Set task: Give back the full listing, character for character, with no pictures.

Records from a collection:
++++++++

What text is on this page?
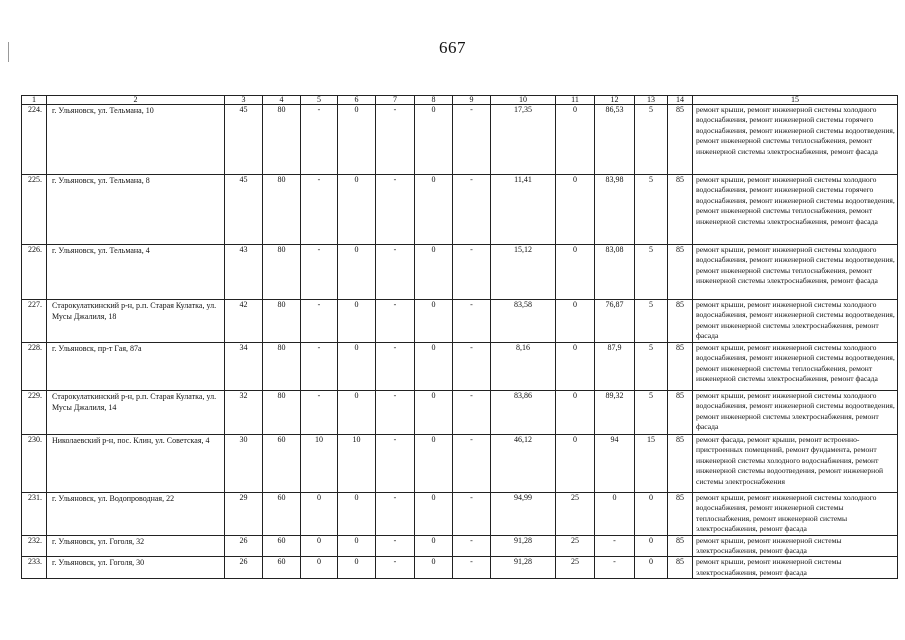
667
1	2	3	4	5	6	7	8	9	10	11	12	13	14	15
224.	г. Ульяновск, ул. Тельмана, 10	45	80	-	0	-	0	-	17,35	0	86,53	5	85	ремонт крыши, ремонт инженерной системы холодного водоснабжения, ремонт инженерной системы горячего водоснабжения, ремонт инженерной системы водоотведения, ремонт инженерной системы теплоснабжения, ремонт инженерной системы электроснабжения, ремонт фасада
225.	г. Ульяновск, ул. Тельмана, 8	45	80	-	0	-	0	-	11,41	0	83,98	5	85	ремонт крыши, ремонт инженерной системы холодного водоснабжения, ремонт инженерной системы горячего водоснабжения, ремонт инженерной системы водоотведения, ремонт инженерной системы теплоснабжения, ремонт инженерной системы электроснабжения, ремонт фасада
226.	г. Ульяновск, ул. Тельмана, 4	43	80	-	0	-	0	-	15,12	0	83,08	5	85	ремонт крыши, ремонт инженерной системы холодного водоснабжения, ремонт инженерной системы водоотведения, ремонт инженерной системы теплоснабжения, ремонт инженерной системы электроснабжения, ремонт фасада
227.	Старокулаткинский р-н, р.п. Старая Кулатка, ул. Мусы Джалиля, 18	42	80	-	0	-	0	-	83,58	0	76,87	5	85	ремонт крыши, ремонт инженерной системы холодного водоснабжения, ремонт инженерной системы водоотведения, ремонт инженерной системы электроснабжения, ремонт фасада
228.	г. Ульяновск, пр-т Гая, 87а	34	80	-	0	-	0	-	8,16	0	87,9	5	85	ремонт крыши, ремонт инженерной системы холодного водоснабжения, ремонт инженерной системы водоотведения, ремонт инженерной системы теплоснабжения, ремонт инженерной системы электроснабжения, ремонт фасада
229.	Старокулаткинский р-н, р.п. Старая Кулатка, ул. Мусы Джалиля, 14	32	80	-	0	-	0	-	83,86	0	89,32	5	85	ремонт крыши, ремонт инженерной системы холодного водоснабжения, ремонт инженерной системы водоотведения, ремонт инженерной системы электроснабжения, ремонт фасада
230.	Николаевский р-н, пос. Клин, ул. Советская, 4	30	60	10	10	-	0	-	46,12	0	94	15	85	ремонт фасада, ремонт крыши, ремонт встроенно-пристроенных помещений, ремонт фундамента, ремонт инженерной системы холодного водоснабжения, ремонт инженерной системы водоотведения, ремонт инженерной системы электроснабжения
231.	г. Ульяновск, ул. Водопроводная, 22	29	60	0	0	-	0	-	94,99	25	0	0	85	ремонт крыши, ремонт инженерной системы холодного водоснабжения, ремонт инженерной системы теплоснабжения, ремонт инженерной системы электроснабжения, ремонт фасада
232.	г. Ульяновск, ул. Гоголя, 32	26	60	0	0	-	0	-	91,28	25	-	0	85	ремонт крыши, ремонт инженерной системы электроснабжения, ремонт фасада
233.	г. Ульяновск, ул. Гоголя, 30	26	60	0	0	-	0	-	91,28	25	-	0	85	ремонт крыши, ремонт инженерной системы электроснабжения, ремонт фасада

++++++++

The completed task:
What text is on this page?
667
1	2	3	4	5	6	7	8	9	10	11	12	13	14	15
224.	г. Ульяновск, ул. Тельмана, 10	45	80	-	0	-	0	-	17,35	0	86,53	5	85	ремонт крыши, ремонт инженерной системы холодного водоснабжения, ремонт инженерной системы горячего водоснабжения, ремонт инженерной системы водоотведения, ремонт инженерной системы теплоснабжения, ремонт инженерной системы электроснабжения, ремонт фасада
225.	г. Ульяновск, ул. Тельмана, 8	45	80	-	0	-	0	-	11,41	0	83,98	5	85	ремонт крыши, ремонт инженерной системы холодного водоснабжения, ремонт инженерной системы горячего водоснабжения, ремонт инженерной системы водоотведения, ремонт инженерной системы теплоснабжения, ремонт инженерной системы электроснабжения, ремонт фасада
226.	г. Ульяновск, ул. Тельмана, 4	43	80	-	0	-	0	-	15,12	0	83,08	5	85	ремонт крыши, ремонт инженерной системы холодного водоснабжения, ремонт инженерной системы водоотведения, ремонт инженерной системы теплоснабжения, ремонт инженерной системы электроснабжения, ремонт фасада
227.	Старокулаткинский р-н, р.п. Старая Кулатка, ул. Мусы Джалиля, 18	42	80	-	0	-	0	-	83,58	0	76,87	5	85	ремонт крыши, ремонт инженерной системы холодного водоснабжения, ремонт инженерной системы водоотведения, ремонт инженерной системы электроснабжения, ремонт фасада
228.	г. Ульяновск, пр-т Гая, 87а	34	80	-	0	-	0	-	8,16	0	87,9	5	85	ремонт крыши, ремонт инженерной системы холодного водоснабжения, ремонт инженерной системы водоотведения, ремонт инженерной системы теплоснабжения, ремонт инженерной системы электроснабжения, ремонт фасада
229.	Старокулаткинский р-н, р.п. Старая Кулатка, ул. Мусы Джалиля, 14	32	80	-	0	-	0	-	83,86	0	89,32	5	85	ремонт крыши, ремонт инженерной системы холодного водоснабжения, ремонт инженерной системы водоотведения, ремонт инженерной системы электроснабжения, ремонт фасада
230.	Николаевский р-н, пос. Клин, ул. Советская, 4	30	60	10	10	-	0	-	46,12	0	94	15	85	ремонт фасада, ремонт крыши, ремонт встроенно-пристроенных помещений, ремонт фундамента, ремонт инженерной системы холодного водоснабжения, ремонт инженерной системы водоотведения, ремонт инженерной системы электроснабжения
231.	г. Ульяновск, ул. Водопроводная, 22	29	60	0	0	-	0	-	94,99	25	0	0	85	ремонт крыши, ремонт инженерной системы холодного водоснабжения, ремонт инженерной системы теплоснабжения, ремонт инженерной системы электроснабжения, ремонт фасада
232.	г. Ульяновск, ул. Гоголя, 32	26	60	0	0	-	0	-	91,28	25	-	0	85	ремонт крыши, ремонт инженерной системы электроснабжения, ремонт фасада
233.	г. Ульяновск, ул. Гоголя, 30	26	60	0	0	-	0	-	91,28	25	-	0	85	ремонт крыши, ремонт инженерной системы электроснабжения, ремонт фасада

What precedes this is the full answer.